■ **Data records**
** Begin **

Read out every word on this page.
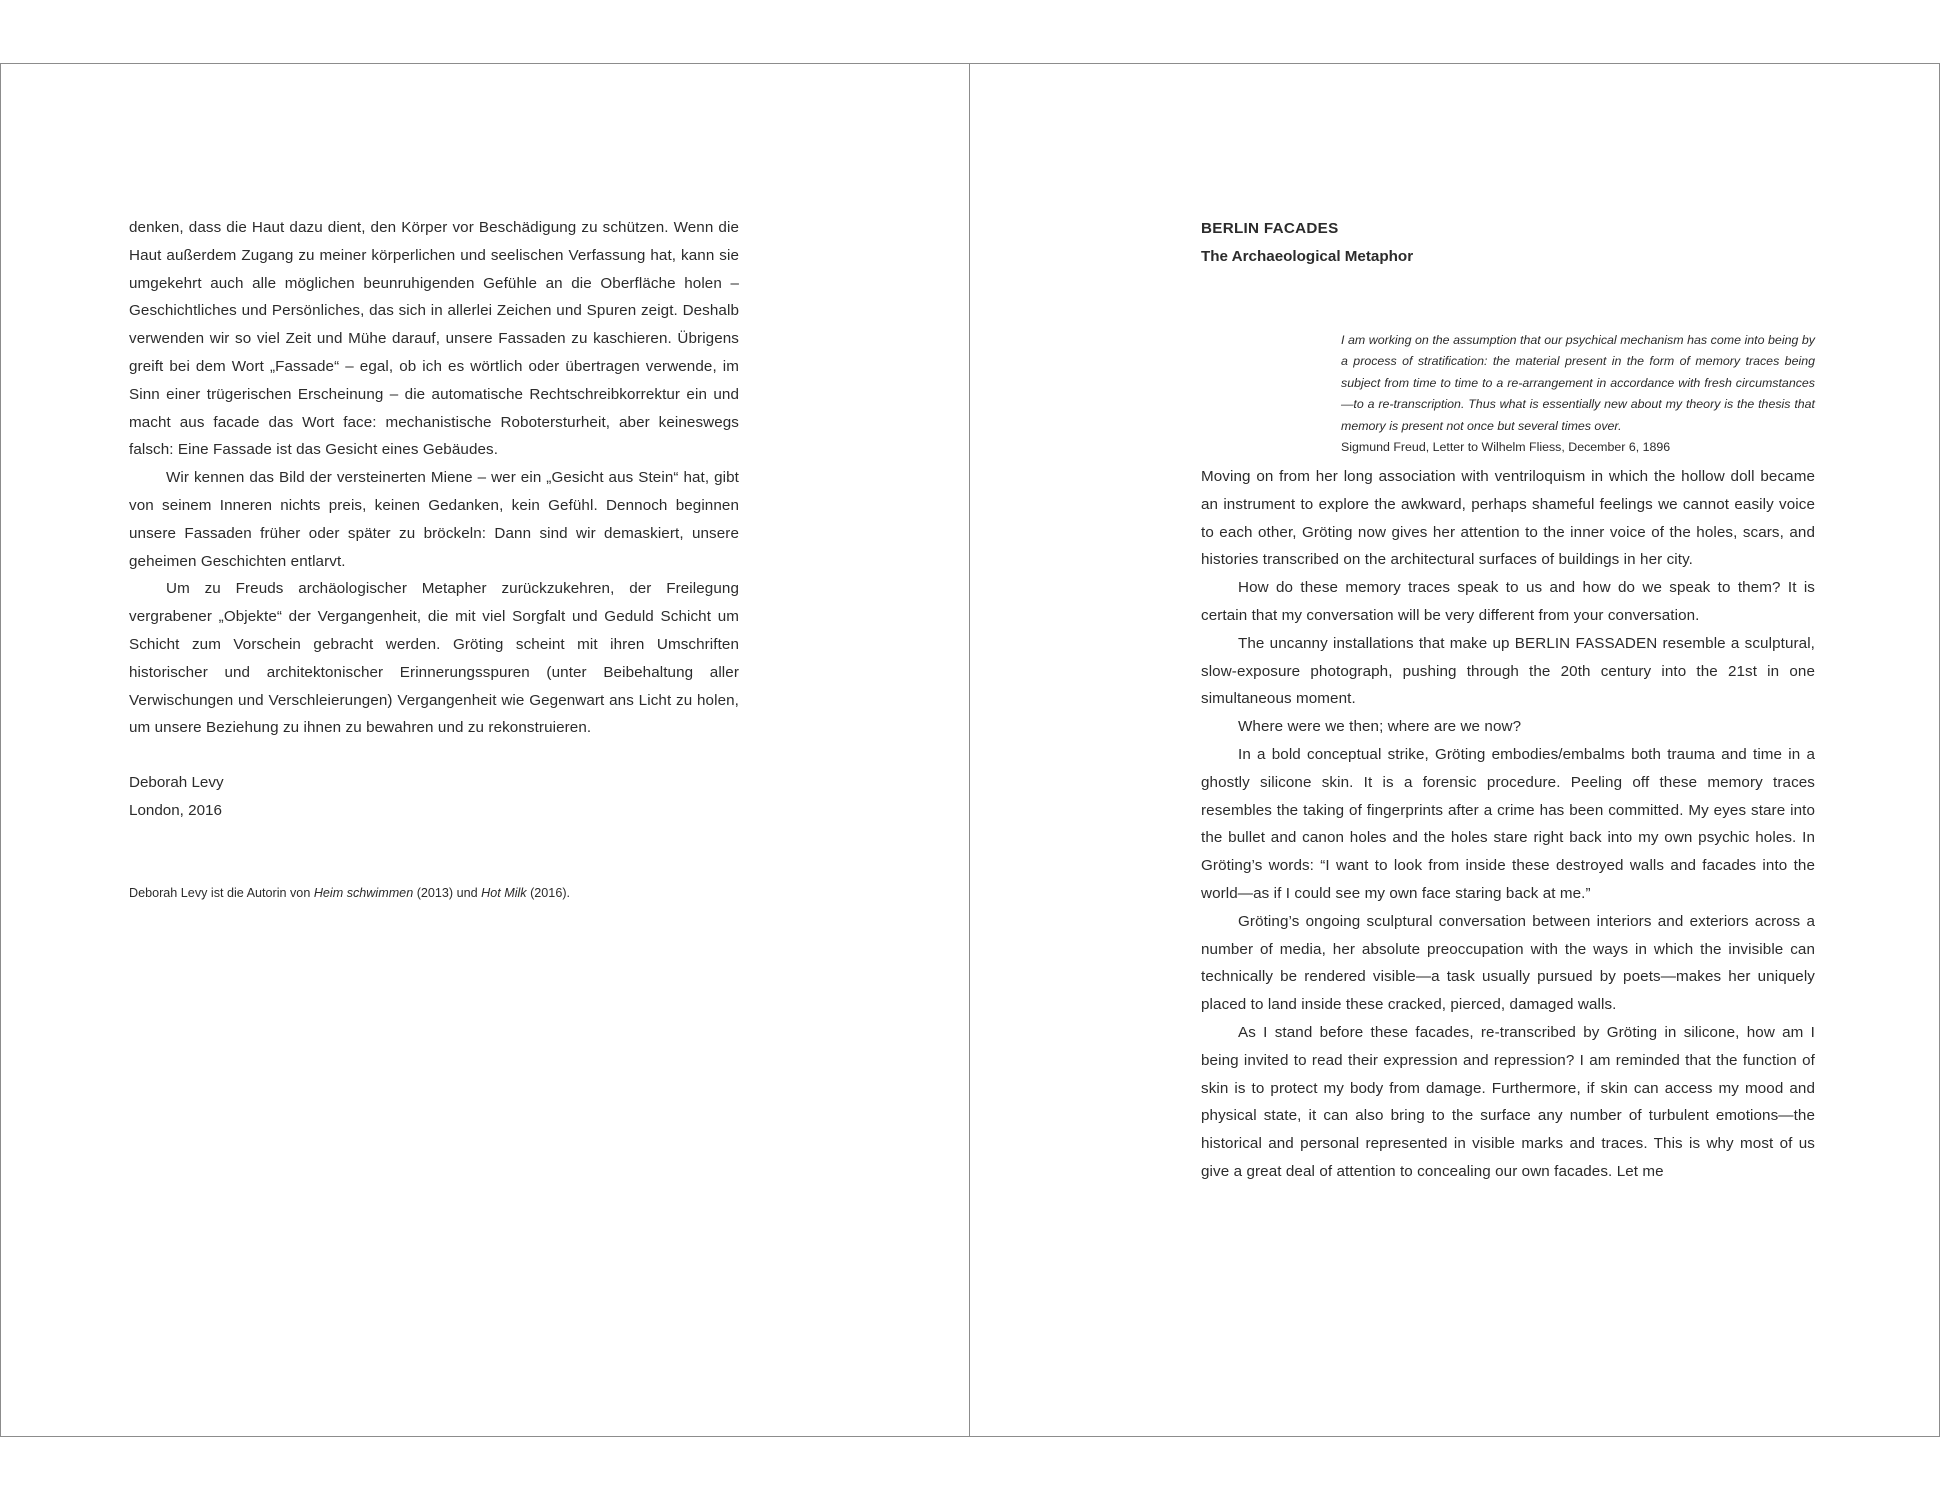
denken, dass die Haut dazu dient, den Körper vor Beschädigung zu schützen. Wenn die Haut außerdem Zugang zu meiner körperlichen und seelischen Verfassung hat, kann sie umgekehrt auch alle möglichen beunruhigenden Gefühle an die Oberfläche holen – Geschichtliches und Persönliches, das sich in allerlei Zeichen und Spuren zeigt. Deshalb verwenden wir so viel Zeit und Mühe darauf, unsere Fassaden zu kaschieren. Übrigens greift bei dem Wort „Fassade“ – egal, ob ich es wörtlich oder übertragen verwende, im Sinn einer trügerischen Erscheinung – die automatische Rechtschreibkorrektur ein und macht aus facade das Wort face: mechanistische Robotersturheit, aber keineswegs falsch: Eine Fassade ist das Gesicht eines Gebäudes.

Wir kennen das Bild der versteinerten Miene – wer ein „Gesicht aus Stein“ hat, gibt von seinem Inneren nichts preis, keinen Gedanken, kein Gefühl. Dennoch beginnen unsere Fassaden früher oder später zu bröckeln: Dann sind wir demaskiert, unsere geheimen Geschichten entlarvt.

Um zu Freuds archäologischer Metapher zurückzukehren, der Freilegung vergrabener „Objekte“ der Vergangenheit, die mit viel Sorgfalt und Geduld Schicht um Schicht zum Vorschein gebracht werden. Gröting scheint mit ihren Umschriften historischer und architektonischer Erinnerungsspuren (unter Beibehaltung aller Verwischungen und Verschleierungen) Vergangenheit wie Gegenwart ans Licht zu holen, um unsere Beziehung zu ihnen zu bewahren und zu rekonstruieren.

Deborah Levy
London, 2016
Deborah Levy ist die Autorin von Heim schwimmen (2013) und Hot Milk (2016).
BERLIN FACADES
The Archaeological Metaphor

I am working on the assumption that our psychical mechanism has come into being by a process of stratification: the material present in the form of memory traces being subject from time to time to a re-arrangement in accordance with fresh circumstances—to a re-transcription. Thus what is essentially new about my theory is the thesis that memory is present not once but several times over.

Sigmund Freud, Letter to Wilhelm Fliess, December 6, 1896

Moving on from her long association with ventriloquism in which the hollow doll became an instrument to explore the awkward, perhaps shameful feelings we cannot easily voice to each other, Gröting now gives her attention to the inner voice of the holes, scars, and histories transcribed on the architectural surfaces of buildings in her city.

How do these memory traces speak to us and how do we speak to them? It is certain that my conversation will be very different from your conversation.

The uncanny installations that make up BERLIN FASSADEN resemble a sculptural, slow-exposure photograph, pushing through the 20th century into the 21st in one simultaneous moment.

Where were we then; where are we now?

In a bold conceptual strike, Gröting embodies/embalms both trauma and time in a ghostly silicone skin. It is a forensic procedure. Peeling off these memory traces resembles the taking of fingerprints after a crime has been committed. My eyes stare into the bullet and canon holes and the holes stare right back into my own psychic holes. In Gröting’s words: “I want to look from inside these destroyed walls and facades into the world—as if I could see my own face staring back at me.”

Gröting’s ongoing sculptural conversation between interiors and exteriors across a number of media, her absolute preoccupation with the ways in which the invisible can technically be rendered visible—a task usually pursued by poets—makes her uniquely placed to land inside these cracked, pierced, damaged walls.

As I stand before these facades, re-transcribed by Gröting in silicone, how am I being invited to read their expression and repression? I am reminded that the function of skin is to protect my body from damage. Furthermore, if skin can access my mood and physical state, it can also bring to the surface any number of turbulent emotions—the historical and personal represented in visible marks and traces. This is why most of us give a great deal of attention to concealing our own facades. Let me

** End **

Pictures in the data above should not be copied; transcribe everything else exactly.

Read out every word on this page.
denken, dass die Haut dazu dient, den Körper vor Beschädigung zu schützen. Wenn die Haut außerdem Zugang zu meiner körperlichen und seelischen Verfassung hat, kann sie umgekehrt auch alle möglichen beunruhigenden Gefühle an die Oberfläche holen – Geschichtliches und Persönliches, das sich in allerlei Zeichen und Spuren zeigt. Deshalb verwenden wir so viel Zeit und Mühe darauf, unsere Fassaden zu kaschieren. Übrigens greift bei dem Wort „Fassade“ – egal, ob ich es wörtlich oder übertragen verwende, im Sinn einer trügerischen Erscheinung – die automatische Rechtschreibkorrektur ein und macht aus facade das Wort face: mechanistische Robotersturheit, aber keineswegs falsch: Eine Fassade ist das Gesicht eines Gebäudes.

Wir kennen das Bild der versteinerten Miene – wer ein „Gesicht aus Stein“ hat, gibt von seinem Inneren nichts preis, keinen Gedanken, kein Gefühl. Dennoch beginnen unsere Fassaden früher oder später zu bröckeln: Dann sind wir demaskiert, unsere geheimen Geschichten entlarvt.

Um zu Freuds archäologischer Metapher zurückzukehren, der Freilegung vergrabener „Objekte“ der Vergangenheit, die mit viel Sorgfalt und Geduld Schicht um Schicht zum Vorschein gebracht werden. Gröting scheint mit ihren Umschriften historischer und architektonischer Erinnerungsspuren (unter Beibehaltung aller Verwischungen und Verschleierungen) Vergangenheit wie Gegenwart ans Licht zu holen, um unsere Beziehung zu ihnen zu bewahren und zu rekonstruieren.

Deborah Levy
London, 2016
Deborah Levy ist die Autorin von Heim schwimmen (2013) und Hot Milk (2016).
BERLIN FACADES
The Archaeological Metaphor

I am working on the assumption that our psychical mechanism has come into being by a process of stratification: the material present in the form of memory traces being subject from time to time to a re-arrangement in accordance with fresh circumstances—to a re-transcription. Thus what is essentially new about my theory is the thesis that memory is present not once but several times over.

Sigmund Freud, Letter to Wilhelm Fliess, December 6, 1896

Moving on from her long association with ventriloquism in which the hollow doll became an instrument to explore the awkward, perhaps shameful feelings we cannot easily voice to each other, Gröting now gives her attention to the inner voice of the holes, scars, and histories transcribed on the architectural surfaces of buildings in her city.

How do these memory traces speak to us and how do we speak to them? It is certain that my conversation will be very different from your conversation.

The uncanny installations that make up BERLIN FASSADEN resemble a sculptural, slow-exposure photograph, pushing through the 20th century into the 21st in one simultaneous moment.

Where were we then; where are we now?

In a bold conceptual strike, Gröting embodies/embalms both trauma and time in a ghostly silicone skin. It is a forensic procedure. Peeling off these memory traces resembles the taking of fingerprints after a crime has been committed. My eyes stare into the bullet and canon holes and the holes stare right back into my own psychic holes. In Gröting’s words: “I want to look from inside these destroyed walls and facades into the world—as if I could see my own face staring back at me.”

Gröting’s ongoing sculptural conversation between interiors and exteriors across a number of media, her absolute preoccupation with the ways in which the invisible can technically be rendered visible—a task usually pursued by poets—makes her uniquely placed to land inside these cracked, pierced, damaged walls.

As I stand before these facades, re-transcribed by Gröting in silicone, how am I being invited to read their expression and repression? I am reminded that the function of skin is to protect my body from damage. Furthermore, if skin can access my mood and physical state, it can also bring to the surface any number of turbulent emotions—the historical and personal represented in visible marks and traces. This is why most of us give a great deal of attention to concealing our own facades. Let me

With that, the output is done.